Pick out each line of the records that includes the string "screenshot", and copy it.

----

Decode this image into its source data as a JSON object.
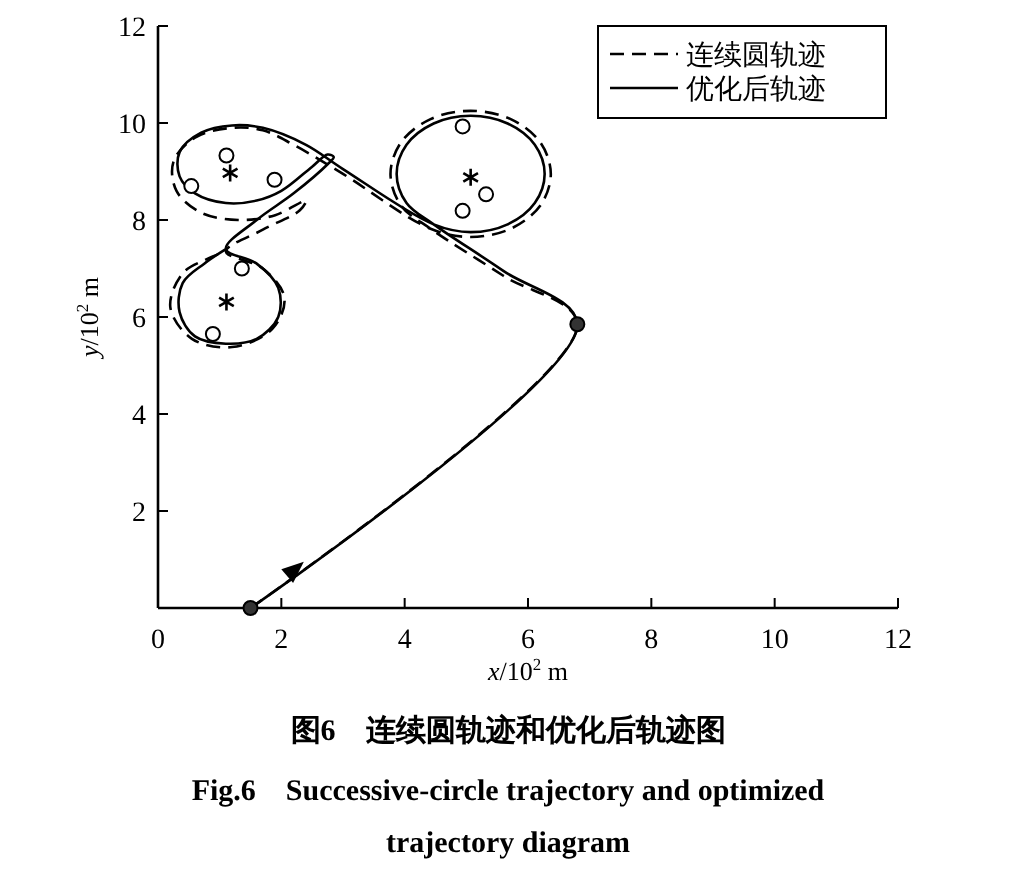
{
  "chart_data": {
    "type": "line",
    "title": "图6　连续圆轨迹和优化后轨迹图",
    "subtitle": "Fig.6　Successive-circle trajectory and optimized trajectory diagram",
    "xlabel": "x/10$^{2}$ m",
    "ylabel": "y/10$^{2}$ m",
    "xlim": [
      0,
      12
    ],
    "ylim": [
      0,
      12
    ],
    "xticks": [
      0,
      2,
      4,
      6,
      8,
      10,
      12
    ],
    "yticks": [
      2,
      4,
      6,
      8,
      10,
      12
    ],
    "legend": "top right",
    "grid": false,
    "series": [
      {
        "name": "连续圆轨迹",
        "line_style": "dashed",
        "color": "#000000",
        "x": [
          1.5,
          6.8,
          5.6,
          4.42,
          3.94,
          3.77,
          3.94,
          4.42,
          5.07,
          5.72,
          6.2,
          6.37,
          6.2,
          5.72,
          5.07,
          4.42,
          3.0,
          2.2,
          1.7,
          1.2,
          0.6,
          0.25,
          0.3,
          0.7,
          1.3,
          1.9,
          2.4,
          2.3,
          1.7,
          1.1,
          1.7,
          2.05,
          1.85,
          1.2,
          0.55,
          0.2,
          0.4,
          0.8,
          1.1
        ],
        "values": [
          0,
          5.85,
          6.85,
          7.82,
          8.3,
          8.95,
          9.6,
          10.08,
          10.25,
          10.08,
          9.6,
          8.95,
          8.3,
          7.82,
          7.65,
          7.82,
          8.95,
          9.55,
          9.85,
          9.9,
          9.7,
          9.2,
          8.6,
          8.15,
          8.0,
          8.1,
          8.4,
          8.2,
          7.8,
          7.35,
          7.0,
          6.4,
          5.75,
          5.38,
          5.55,
          6.2,
          6.9,
          7.2,
          7.35
        ]
      },
      {
        "name": "优化后轨迹",
        "line_style": "solid",
        "color": "#000000",
        "x": [
          1.5,
          6.8,
          5.6,
          4.47,
          4.03,
          3.87,
          4.03,
          4.47,
          5.07,
          5.67,
          6.11,
          6.27,
          6.11,
          5.67,
          5.07,
          4.47,
          3.0,
          2.4,
          1.7,
          1.2,
          0.7,
          0.35,
          0.35,
          0.6,
          1.1,
          1.6,
          2.0,
          2.5,
          2.75,
          2.85,
          2.75,
          2.2,
          1.6,
          1.1,
          1.6,
          1.95,
          1.95,
          1.6,
          1.1,
          0.6,
          0.35,
          0.4,
          0.75,
          1.1
        ],
        "values": [
          0,
          5.85,
          6.95,
          7.91,
          8.35,
          8.95,
          9.55,
          9.99,
          10.15,
          9.99,
          9.55,
          8.95,
          8.35,
          7.91,
          7.75,
          7.91,
          9.05,
          9.55,
          9.9,
          9.95,
          9.8,
          9.4,
          8.9,
          8.55,
          8.35,
          8.4,
          8.6,
          9.1,
          9.35,
          9.3,
          9.15,
          8.55,
          8.0,
          7.4,
          7.1,
          6.6,
          6.0,
          5.55,
          5.45,
          5.6,
          6.1,
          6.7,
          7.1,
          7.4
        ]
      },
      {
        "type": "scatter",
        "marker": "circle",
        "color": "#ffffff",
        "x": [
          1.11,
          0.54,
          1.89,
          1.36,
          0.89,
          4.94,
          5.32,
          4.94
        ],
        "values": [
          9.33,
          8.7,
          8.83,
          7.0,
          5.65,
          9.93,
          8.53,
          8.19
        ]
      },
      {
        "type": "scatter",
        "marker": "cross",
        "color": "#000000",
        "x": [
          1.17,
          1.11,
          5.07
        ],
        "values": [
          8.97,
          6.31,
          8.88
        ]
      },
      {
        "type": "scatter",
        "marker": "circle",
        "color": "#333333",
        "x": [
          1.5,
          6.8
        ],
        "values": [
          0,
          5.85
        ]
      }
    ]
  }
}
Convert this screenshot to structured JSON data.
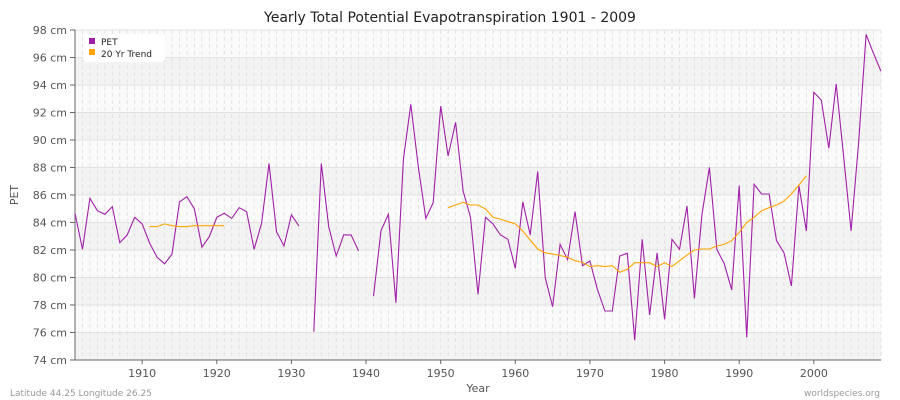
{
  "chart_data": {
    "type": "line",
    "title": "Yearly Total Potential Evapotranspiration 1901 - 2009",
    "xlabel": "Year",
    "ylabel": "PET",
    "xlim": [
      1901,
      2009
    ],
    "ylim": [
      74,
      98
    ],
    "y_unit": "cm",
    "y_ticks": [
      "74 cm",
      "76 cm",
      "78 cm",
      "80 cm",
      "82 cm",
      "84 cm",
      "86 cm",
      "88 cm",
      "90 cm",
      "92 cm",
      "94 cm",
      "96 cm",
      "98 cm"
    ],
    "x_ticks": [
      "1910",
      "1920",
      "1930",
      "1940",
      "1950",
      "1960",
      "1970",
      "1980",
      "1990",
      "2000"
    ],
    "grid": true,
    "legend_position": "top-left",
    "series": [
      {
        "name": "PET",
        "color": "#a020a8",
        "start_year": 1901,
        "values": [
          84.67,
          82.05,
          85.76,
          84.86,
          84.6,
          85.15,
          82.53,
          83.1,
          84.38,
          83.9,
          82.5,
          81.47,
          81.0,
          81.7,
          85.5,
          85.88,
          84.98,
          82.2,
          82.97,
          84.38,
          84.67,
          84.3,
          85.08,
          84.79,
          82.05,
          83.94,
          88.3,
          83.33,
          82.29,
          84.55,
          83.75,
          null,
          76.06,
          88.3,
          83.7,
          81.56,
          83.1,
          83.1,
          81.93,
          null,
          78.65,
          83.4,
          84.6,
          78.17,
          88.6,
          92.6,
          88.06,
          84.3,
          85.44,
          92.47,
          88.84,
          91.28,
          86.3,
          84.38,
          78.78,
          84.38,
          83.9,
          83.1,
          82.78,
          80.67,
          85.5,
          83.1,
          87.7,
          80.0,
          77.88,
          82.41,
          81.3,
          84.79,
          80.86,
          81.2,
          79.14,
          77.56,
          77.56,
          81.56,
          81.76,
          75.45,
          82.78,
          77.27,
          81.8,
          76.96,
          82.78,
          82.05,
          85.2,
          78.48,
          84.55,
          88.0,
          82.05,
          81.0,
          79.1,
          86.68,
          75.65,
          86.78,
          86.07,
          86.07,
          82.68,
          81.8,
          79.38,
          86.68,
          83.38,
          93.47,
          92.9,
          89.4,
          94.08,
          88.74,
          83.38,
          89.8,
          97.68,
          96.3,
          95.0
        ]
      },
      {
        "name": "20 Yr Trend",
        "color": "#ffa500",
        "start_year": 1901,
        "values": [
          null,
          null,
          null,
          null,
          null,
          null,
          null,
          null,
          null,
          null,
          83.7,
          83.7,
          83.9,
          83.77,
          83.7,
          83.7,
          83.77,
          83.77,
          83.77,
          83.77,
          83.77,
          null,
          null,
          null,
          null,
          null,
          null,
          null,
          null,
          null,
          null,
          null,
          null,
          null,
          null,
          null,
          null,
          null,
          null,
          null,
          null,
          null,
          null,
          null,
          null,
          null,
          null,
          null,
          null,
          null,
          85.08,
          85.27,
          85.47,
          85.27,
          85.27,
          84.98,
          84.38,
          84.25,
          84.06,
          83.9,
          83.38,
          82.73,
          82.07,
          81.8,
          81.7,
          81.6,
          81.47,
          81.22,
          81.1,
          80.79,
          80.86,
          80.79,
          80.86,
          80.38,
          80.6,
          81.08,
          81.08,
          81.08,
          80.79,
          81.08,
          80.79,
          81.22,
          81.64,
          82.0,
          82.07,
          82.07,
          82.29,
          82.41,
          82.68,
          83.28,
          84.0,
          84.38,
          84.86,
          85.08,
          85.27,
          85.56,
          86.07,
          86.73,
          87.4
        ]
      }
    ]
  },
  "footer": {
    "location": "Latitude 44.25 Longitude 26.25",
    "source": "worldspecies.org"
  }
}
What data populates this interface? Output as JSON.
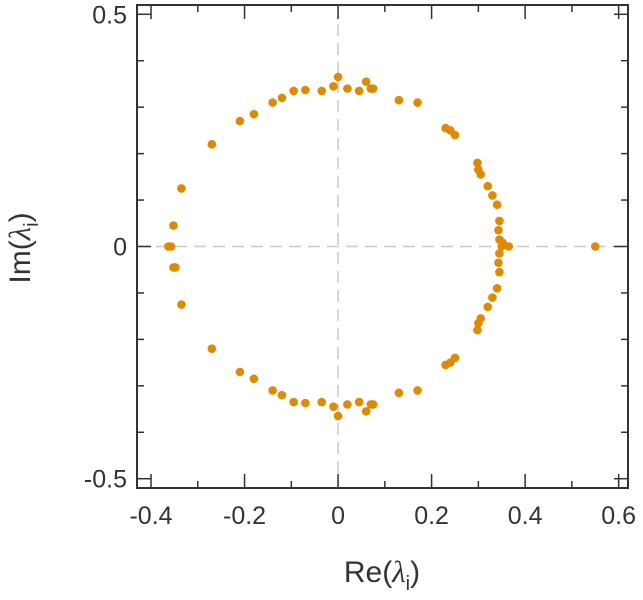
{
  "chart_data": {
    "type": "scatter",
    "title": "",
    "xlabel": {
      "prefix": "Re(",
      "symbol": "λ",
      "subscript": "i",
      "suffix": ")"
    },
    "ylabel": {
      "prefix": "Im(",
      "symbol": "λ",
      "subscript": "i",
      "suffix": ")"
    },
    "xlim": [
      -0.43,
      0.62
    ],
    "ylim": [
      -0.52,
      0.52
    ],
    "x_ticks": [
      -0.4,
      -0.2,
      0,
      0.2,
      0.4,
      0.6
    ],
    "x_tick_labels": [
      "-0.4",
      "-0.2",
      "0",
      "0.2",
      "0.4",
      "0.6"
    ],
    "y_ticks": [
      -0.5,
      0,
      0.5
    ],
    "y_tick_labels": [
      "-0.5",
      "0",
      "0.5"
    ],
    "zero_lines": true,
    "grid": false,
    "marker_color": "#E08A00",
    "series": [
      {
        "name": "eigenvalues",
        "x": [
          -0.363,
          -0.357,
          -0.352,
          -0.348,
          -0.352,
          -0.335,
          -0.335,
          -0.27,
          -0.27,
          -0.21,
          -0.21,
          -0.18,
          -0.18,
          -0.14,
          -0.14,
          -0.12,
          -0.12,
          -0.095,
          -0.095,
          -0.07,
          -0.07,
          -0.035,
          -0.035,
          -0.01,
          -0.01,
          0,
          0,
          0.02,
          0.02,
          0.045,
          0.045,
          0.07,
          0.07,
          0.06,
          0.06,
          0.075,
          0.075,
          0.13,
          0.13,
          0.17,
          0.17,
          0.23,
          0.23,
          0.24,
          0.24,
          0.25,
          0.25,
          0.298,
          0.298,
          0.3,
          0.3,
          0.305,
          0.305,
          0.32,
          0.32,
          0.33,
          0.33,
          0.34,
          0.34,
          0.345,
          0.345,
          0.343,
          0.343,
          0.345,
          0.345,
          0.35,
          0.352,
          0.365,
          0.55
        ],
        "y": [
          0,
          0,
          0.045,
          -0.045,
          -0.045,
          0.125,
          -0.125,
          0.22,
          -0.22,
          0.27,
          -0.27,
          0.285,
          -0.285,
          0.31,
          -0.31,
          0.32,
          -0.32,
          0.335,
          -0.335,
          0.337,
          -0.337,
          0.335,
          -0.335,
          0.345,
          -0.345,
          0.365,
          -0.365,
          0.34,
          -0.34,
          0.335,
          -0.335,
          0.34,
          -0.34,
          0.355,
          -0.355,
          0.34,
          -0.34,
          0.315,
          -0.315,
          0.31,
          -0.31,
          0.255,
          -0.255,
          0.25,
          -0.25,
          0.24,
          -0.24,
          0.18,
          -0.18,
          0.165,
          -0.165,
          0.155,
          -0.155,
          0.13,
          -0.13,
          0.11,
          -0.11,
          0.09,
          -0.09,
          0.055,
          -0.055,
          0.035,
          -0.035,
          0.015,
          -0.015,
          0,
          0.008,
          0,
          0
        ]
      }
    ]
  }
}
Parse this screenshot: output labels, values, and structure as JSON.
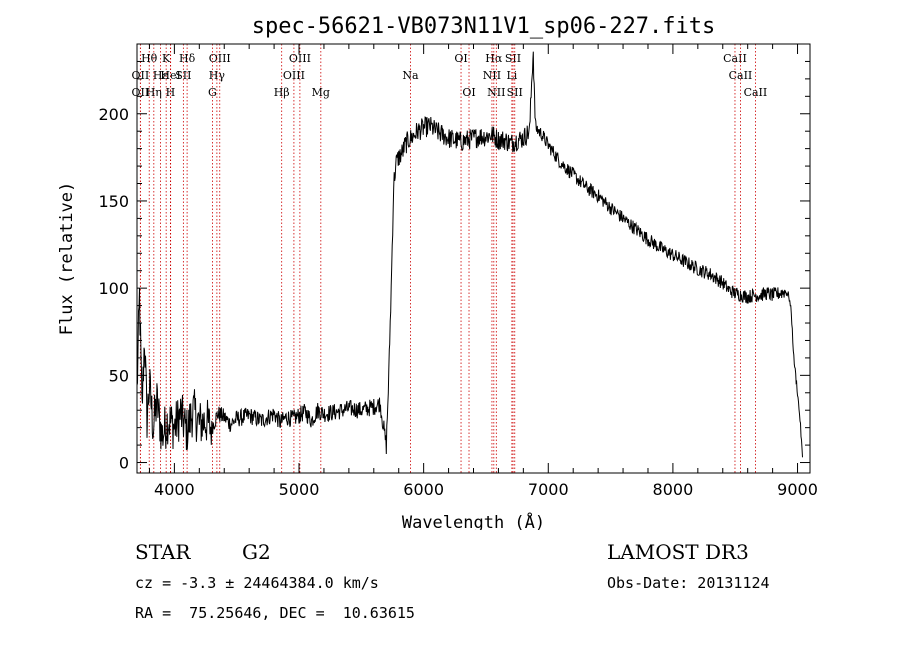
{
  "chart_data": {
    "type": "line",
    "title": "spec-56621-VB073N11V1_sp06-227.fits",
    "xlabel": "Wavelength (Å)",
    "ylabel": "Flux (relative)",
    "xlim": [
      3700,
      9100
    ],
    "ylim": [
      -6,
      240
    ],
    "xticks": [
      4000,
      5000,
      6000,
      7000,
      8000,
      9000
    ],
    "yticks": [
      0,
      50,
      100,
      150,
      200
    ],
    "grid": false,
    "series": [
      {
        "name": "flux",
        "x": [
          3700,
          3720,
          3740,
          3760,
          3780,
          3800,
          3830,
          3860,
          3900,
          3950,
          4000,
          4050,
          4100,
          4150,
          4200,
          4250,
          4300,
          4350,
          4400,
          4450,
          4500,
          4600,
          4700,
          4800,
          4850,
          4900,
          4950,
          5000,
          5050,
          5100,
          5150,
          5200,
          5300,
          5400,
          5500,
          5600,
          5650,
          5700,
          5720,
          5740,
          5760,
          5780,
          5800,
          5830,
          5850,
          5880,
          5900,
          5950,
          6000,
          6050,
          6100,
          6150,
          6200,
          6250,
          6300,
          6350,
          6400,
          6450,
          6500,
          6550,
          6600,
          6650,
          6700,
          6750,
          6800,
          6850,
          6870,
          6880,
          6890,
          6900,
          6950,
          7000,
          7100,
          7200,
          7300,
          7400,
          7500,
          7600,
          7700,
          7800,
          7900,
          8000,
          8100,
          8200,
          8300,
          8400,
          8450,
          8500,
          8550,
          8600,
          8650,
          8700,
          8750,
          8800,
          8850,
          8900,
          8930,
          8950,
          8970,
          9000,
          9020,
          9040
        ],
        "y": [
          40,
          95,
          30,
          72,
          25,
          45,
          20,
          35,
          15,
          25,
          20,
          28,
          18,
          30,
          22,
          24,
          20,
          28,
          26,
          22,
          25,
          27,
          24,
          28,
          23,
          26,
          25,
          27,
          29,
          24,
          30,
          28,
          29,
          31,
          30,
          32,
          34,
          10,
          50,
          100,
          160,
          172,
          175,
          178,
          182,
          185,
          186,
          190,
          192,
          193,
          190,
          188,
          186,
          185,
          184,
          185,
          186,
          187,
          187,
          188,
          185,
          185,
          183,
          185,
          186,
          190,
          224,
          236,
          205,
          192,
          188,
          182,
          172,
          165,
          158,
          153,
          146,
          140,
          134,
          128,
          123,
          119,
          115,
          111,
          108,
          103,
          99,
          97,
          96,
          95,
          96,
          96,
          97,
          96,
          97,
          98,
          96,
          86,
          60,
          40,
          25,
          3
        ]
      }
    ],
    "emission_lines": [
      {
        "label": "Hθ",
        "wavelength": 3798,
        "row": 0
      },
      {
        "label": "OII",
        "wavelength": 3727,
        "row": 1
      },
      {
        "label": "OII",
        "wavelength": 3727,
        "row": 2
      },
      {
        "label": "K",
        "wavelength": 3934,
        "row": 0
      },
      {
        "label": "Hε",
        "wavelength": 3889,
        "row": 1
      },
      {
        "label": "Hη",
        "wavelength": 3835,
        "row": 2
      },
      {
        "label": "HeI",
        "wavelength": 3970,
        "row": 1
      },
      {
        "label": "H",
        "wavelength": 3968,
        "row": 2
      },
      {
        "label": "SII",
        "wavelength": 4072,
        "row": 1
      },
      {
        "label": "Hδ",
        "wavelength": 4102,
        "row": 0
      },
      {
        "label": "OIII",
        "wavelength": 4364,
        "row": 0
      },
      {
        "label": "Hγ",
        "wavelength": 4341,
        "row": 1
      },
      {
        "label": "G",
        "wavelength": 4305,
        "row": 2
      },
      {
        "label": "Hβ",
        "wavelength": 4861,
        "row": 2
      },
      {
        "label": "OIII",
        "wavelength": 4959,
        "row": 1
      },
      {
        "label": "OIII",
        "wavelength": 5007,
        "row": 0
      },
      {
        "label": "Mg",
        "wavelength": 5175,
        "row": 2
      },
      {
        "label": "Na",
        "wavelength": 5894,
        "row": 1
      },
      {
        "label": "OI",
        "wavelength": 6300,
        "row": 0
      },
      {
        "label": "OI",
        "wavelength": 6364,
        "row": 2
      },
      {
        "label": "Hα",
        "wavelength": 6563,
        "row": 0
      },
      {
        "label": "NII",
        "wavelength": 6548,
        "row": 1
      },
      {
        "label": "NII",
        "wavelength": 6583,
        "row": 2
      },
      {
        "label": "SII",
        "wavelength": 6717,
        "row": 0
      },
      {
        "label": "Li",
        "wavelength": 6708,
        "row": 1
      },
      {
        "label": "SII",
        "wavelength": 6731,
        "row": 2
      },
      {
        "label": "CaII",
        "wavelength": 8498,
        "row": 0
      },
      {
        "label": "CaII",
        "wavelength": 8542,
        "row": 1
      },
      {
        "label": "CaII",
        "wavelength": 8662,
        "row": 2
      }
    ]
  },
  "info": {
    "class": "STAR",
    "subclass": "G2",
    "survey": "LAMOST DR3",
    "cz_line": "cz = -3.3 ± 24464384.0 km/s",
    "obs_date": "Obs-Date: 20131124",
    "radec_line": "RA =  75.25646, DEC =  10.63615"
  },
  "colors": {
    "line": "#000000",
    "marker": "#cc0000",
    "axis": "#000000"
  }
}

----

**ANSWER BELOW:**
Convert this screenshot to structured JSON data.
Parse this screenshot: output labels, values, and structure as JSON.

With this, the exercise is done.